What you are asked to do
Tally every line of the material that includes "Plantago", then give the tally and nothing else.

Entries supplied
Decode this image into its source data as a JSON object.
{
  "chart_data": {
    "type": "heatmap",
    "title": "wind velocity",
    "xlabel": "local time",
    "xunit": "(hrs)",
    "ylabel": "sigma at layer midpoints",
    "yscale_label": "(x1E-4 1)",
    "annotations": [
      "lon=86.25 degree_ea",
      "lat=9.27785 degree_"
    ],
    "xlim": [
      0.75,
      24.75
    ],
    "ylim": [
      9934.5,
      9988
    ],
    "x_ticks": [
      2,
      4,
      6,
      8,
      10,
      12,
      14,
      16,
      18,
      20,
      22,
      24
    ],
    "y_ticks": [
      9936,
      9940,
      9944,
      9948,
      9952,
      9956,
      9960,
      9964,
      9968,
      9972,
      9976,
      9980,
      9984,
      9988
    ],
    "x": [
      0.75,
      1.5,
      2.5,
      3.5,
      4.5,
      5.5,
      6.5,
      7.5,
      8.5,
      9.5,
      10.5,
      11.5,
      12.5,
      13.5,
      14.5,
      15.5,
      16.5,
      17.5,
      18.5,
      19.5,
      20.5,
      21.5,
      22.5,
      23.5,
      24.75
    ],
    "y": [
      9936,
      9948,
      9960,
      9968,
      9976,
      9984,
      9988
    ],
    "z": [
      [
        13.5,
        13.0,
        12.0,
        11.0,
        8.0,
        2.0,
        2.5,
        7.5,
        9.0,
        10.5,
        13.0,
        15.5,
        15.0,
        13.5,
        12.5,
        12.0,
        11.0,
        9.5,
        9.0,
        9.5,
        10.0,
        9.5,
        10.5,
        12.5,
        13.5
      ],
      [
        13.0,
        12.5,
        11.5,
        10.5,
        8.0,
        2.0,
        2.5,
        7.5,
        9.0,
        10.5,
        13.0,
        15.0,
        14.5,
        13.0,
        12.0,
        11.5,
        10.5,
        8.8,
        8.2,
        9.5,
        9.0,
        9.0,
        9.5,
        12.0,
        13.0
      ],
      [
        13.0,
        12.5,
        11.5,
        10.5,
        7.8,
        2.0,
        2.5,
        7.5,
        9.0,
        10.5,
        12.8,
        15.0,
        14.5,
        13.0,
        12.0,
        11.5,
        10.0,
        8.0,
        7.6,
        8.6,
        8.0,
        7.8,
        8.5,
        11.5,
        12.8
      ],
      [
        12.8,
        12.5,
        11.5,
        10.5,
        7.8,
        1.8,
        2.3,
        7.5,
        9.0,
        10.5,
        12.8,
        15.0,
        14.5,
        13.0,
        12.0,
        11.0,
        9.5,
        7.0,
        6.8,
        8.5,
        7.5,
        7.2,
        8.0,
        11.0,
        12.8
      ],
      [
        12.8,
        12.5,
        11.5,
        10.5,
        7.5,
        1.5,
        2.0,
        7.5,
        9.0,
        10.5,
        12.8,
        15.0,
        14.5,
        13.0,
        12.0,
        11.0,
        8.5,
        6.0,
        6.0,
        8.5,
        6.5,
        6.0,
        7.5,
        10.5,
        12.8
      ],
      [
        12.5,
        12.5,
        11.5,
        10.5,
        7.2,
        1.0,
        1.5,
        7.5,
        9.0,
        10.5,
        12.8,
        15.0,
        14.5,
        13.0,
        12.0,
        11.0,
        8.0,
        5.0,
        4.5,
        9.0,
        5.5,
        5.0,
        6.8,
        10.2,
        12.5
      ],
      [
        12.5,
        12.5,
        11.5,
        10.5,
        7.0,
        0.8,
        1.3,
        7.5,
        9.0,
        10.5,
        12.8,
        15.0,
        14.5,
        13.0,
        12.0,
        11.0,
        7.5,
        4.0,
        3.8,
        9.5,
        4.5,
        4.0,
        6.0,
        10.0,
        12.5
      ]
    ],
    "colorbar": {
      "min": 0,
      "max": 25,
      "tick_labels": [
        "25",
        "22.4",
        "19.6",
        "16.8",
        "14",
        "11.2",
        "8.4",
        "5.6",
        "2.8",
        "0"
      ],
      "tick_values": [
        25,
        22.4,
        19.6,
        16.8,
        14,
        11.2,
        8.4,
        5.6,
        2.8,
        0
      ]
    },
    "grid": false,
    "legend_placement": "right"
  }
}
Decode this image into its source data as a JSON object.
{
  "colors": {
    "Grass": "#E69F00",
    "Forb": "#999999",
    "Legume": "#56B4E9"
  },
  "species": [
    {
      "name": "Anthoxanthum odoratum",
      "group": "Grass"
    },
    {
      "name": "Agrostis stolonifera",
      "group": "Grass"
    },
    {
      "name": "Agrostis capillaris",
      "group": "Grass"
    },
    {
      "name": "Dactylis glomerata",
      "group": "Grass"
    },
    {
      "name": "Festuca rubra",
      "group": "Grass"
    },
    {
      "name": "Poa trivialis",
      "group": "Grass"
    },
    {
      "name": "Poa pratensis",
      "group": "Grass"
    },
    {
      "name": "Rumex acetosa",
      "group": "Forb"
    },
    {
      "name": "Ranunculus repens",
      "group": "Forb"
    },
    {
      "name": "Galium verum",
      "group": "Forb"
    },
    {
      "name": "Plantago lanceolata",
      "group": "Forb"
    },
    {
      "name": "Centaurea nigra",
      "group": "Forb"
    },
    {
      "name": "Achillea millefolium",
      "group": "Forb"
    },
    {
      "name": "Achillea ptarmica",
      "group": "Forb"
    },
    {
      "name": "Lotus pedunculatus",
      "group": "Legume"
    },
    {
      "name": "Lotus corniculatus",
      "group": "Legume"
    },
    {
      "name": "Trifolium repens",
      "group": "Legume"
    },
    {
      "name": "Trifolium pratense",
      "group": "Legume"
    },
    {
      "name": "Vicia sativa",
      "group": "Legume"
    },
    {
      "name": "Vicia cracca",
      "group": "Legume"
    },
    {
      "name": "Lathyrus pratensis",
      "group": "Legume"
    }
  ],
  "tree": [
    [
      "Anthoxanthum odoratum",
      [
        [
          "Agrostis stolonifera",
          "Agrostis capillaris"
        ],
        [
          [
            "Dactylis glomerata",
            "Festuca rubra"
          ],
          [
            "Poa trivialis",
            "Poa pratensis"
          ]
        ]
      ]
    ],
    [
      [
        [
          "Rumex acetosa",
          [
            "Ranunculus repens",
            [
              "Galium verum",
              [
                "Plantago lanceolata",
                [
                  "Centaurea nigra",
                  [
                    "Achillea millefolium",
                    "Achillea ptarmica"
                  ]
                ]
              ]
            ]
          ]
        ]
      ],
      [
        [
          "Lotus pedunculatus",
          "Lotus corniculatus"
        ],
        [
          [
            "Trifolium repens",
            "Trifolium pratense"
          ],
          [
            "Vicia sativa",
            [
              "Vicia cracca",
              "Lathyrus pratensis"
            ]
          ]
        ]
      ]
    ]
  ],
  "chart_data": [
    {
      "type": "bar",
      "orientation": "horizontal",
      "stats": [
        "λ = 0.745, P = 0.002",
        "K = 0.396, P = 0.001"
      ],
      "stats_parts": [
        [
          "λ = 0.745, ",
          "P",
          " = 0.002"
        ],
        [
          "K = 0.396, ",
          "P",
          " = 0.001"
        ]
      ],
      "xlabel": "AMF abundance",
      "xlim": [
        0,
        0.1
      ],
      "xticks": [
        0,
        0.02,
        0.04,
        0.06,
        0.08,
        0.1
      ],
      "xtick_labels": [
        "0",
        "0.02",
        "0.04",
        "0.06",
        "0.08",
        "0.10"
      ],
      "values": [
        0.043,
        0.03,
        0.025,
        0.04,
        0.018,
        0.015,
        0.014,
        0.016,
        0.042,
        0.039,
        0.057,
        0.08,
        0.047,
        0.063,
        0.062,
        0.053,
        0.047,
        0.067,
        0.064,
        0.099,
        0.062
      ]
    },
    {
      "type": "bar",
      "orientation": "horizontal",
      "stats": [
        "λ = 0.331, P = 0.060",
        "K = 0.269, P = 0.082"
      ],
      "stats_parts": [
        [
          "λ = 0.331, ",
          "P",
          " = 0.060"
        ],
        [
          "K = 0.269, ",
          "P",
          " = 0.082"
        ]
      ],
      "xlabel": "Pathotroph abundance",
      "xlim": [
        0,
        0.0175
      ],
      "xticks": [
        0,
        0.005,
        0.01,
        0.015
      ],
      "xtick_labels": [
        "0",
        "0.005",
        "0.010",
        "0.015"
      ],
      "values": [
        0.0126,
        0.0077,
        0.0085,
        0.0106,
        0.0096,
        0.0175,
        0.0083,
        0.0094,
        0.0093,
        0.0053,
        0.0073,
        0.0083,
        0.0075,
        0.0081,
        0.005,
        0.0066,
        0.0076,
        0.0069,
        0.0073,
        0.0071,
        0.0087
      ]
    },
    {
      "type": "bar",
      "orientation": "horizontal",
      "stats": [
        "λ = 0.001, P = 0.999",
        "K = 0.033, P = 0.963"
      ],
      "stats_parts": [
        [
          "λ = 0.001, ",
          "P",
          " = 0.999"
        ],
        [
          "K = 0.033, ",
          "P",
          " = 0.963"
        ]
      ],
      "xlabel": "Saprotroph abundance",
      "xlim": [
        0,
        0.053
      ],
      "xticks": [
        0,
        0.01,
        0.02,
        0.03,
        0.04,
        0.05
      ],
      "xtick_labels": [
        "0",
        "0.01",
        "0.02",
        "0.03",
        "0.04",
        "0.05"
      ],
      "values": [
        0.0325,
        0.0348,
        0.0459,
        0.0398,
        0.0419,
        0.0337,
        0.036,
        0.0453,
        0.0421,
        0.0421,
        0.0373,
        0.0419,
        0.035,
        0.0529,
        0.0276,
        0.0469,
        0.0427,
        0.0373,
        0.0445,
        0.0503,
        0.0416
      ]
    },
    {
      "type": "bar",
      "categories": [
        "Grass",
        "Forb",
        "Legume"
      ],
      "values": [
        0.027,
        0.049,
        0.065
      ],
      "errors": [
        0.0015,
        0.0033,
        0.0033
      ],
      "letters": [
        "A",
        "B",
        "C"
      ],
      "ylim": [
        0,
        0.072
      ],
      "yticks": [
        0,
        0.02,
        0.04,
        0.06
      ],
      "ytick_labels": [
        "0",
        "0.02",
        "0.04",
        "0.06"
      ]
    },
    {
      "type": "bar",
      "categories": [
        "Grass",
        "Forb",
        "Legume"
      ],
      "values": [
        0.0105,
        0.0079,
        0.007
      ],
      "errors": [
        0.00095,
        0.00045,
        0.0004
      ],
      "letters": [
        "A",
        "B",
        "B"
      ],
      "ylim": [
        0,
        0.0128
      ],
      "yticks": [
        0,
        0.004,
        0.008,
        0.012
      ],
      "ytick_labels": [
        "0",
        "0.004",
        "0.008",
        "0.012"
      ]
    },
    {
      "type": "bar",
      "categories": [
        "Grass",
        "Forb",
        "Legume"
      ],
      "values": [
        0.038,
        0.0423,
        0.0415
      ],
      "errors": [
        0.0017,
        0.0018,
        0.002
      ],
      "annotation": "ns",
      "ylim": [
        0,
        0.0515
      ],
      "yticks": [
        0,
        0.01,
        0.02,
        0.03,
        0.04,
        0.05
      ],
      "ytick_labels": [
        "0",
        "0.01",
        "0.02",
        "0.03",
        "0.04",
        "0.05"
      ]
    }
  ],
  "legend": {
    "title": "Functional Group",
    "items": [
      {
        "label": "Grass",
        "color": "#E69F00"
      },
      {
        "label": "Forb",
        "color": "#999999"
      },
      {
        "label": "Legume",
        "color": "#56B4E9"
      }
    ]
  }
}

Solution to the problem
2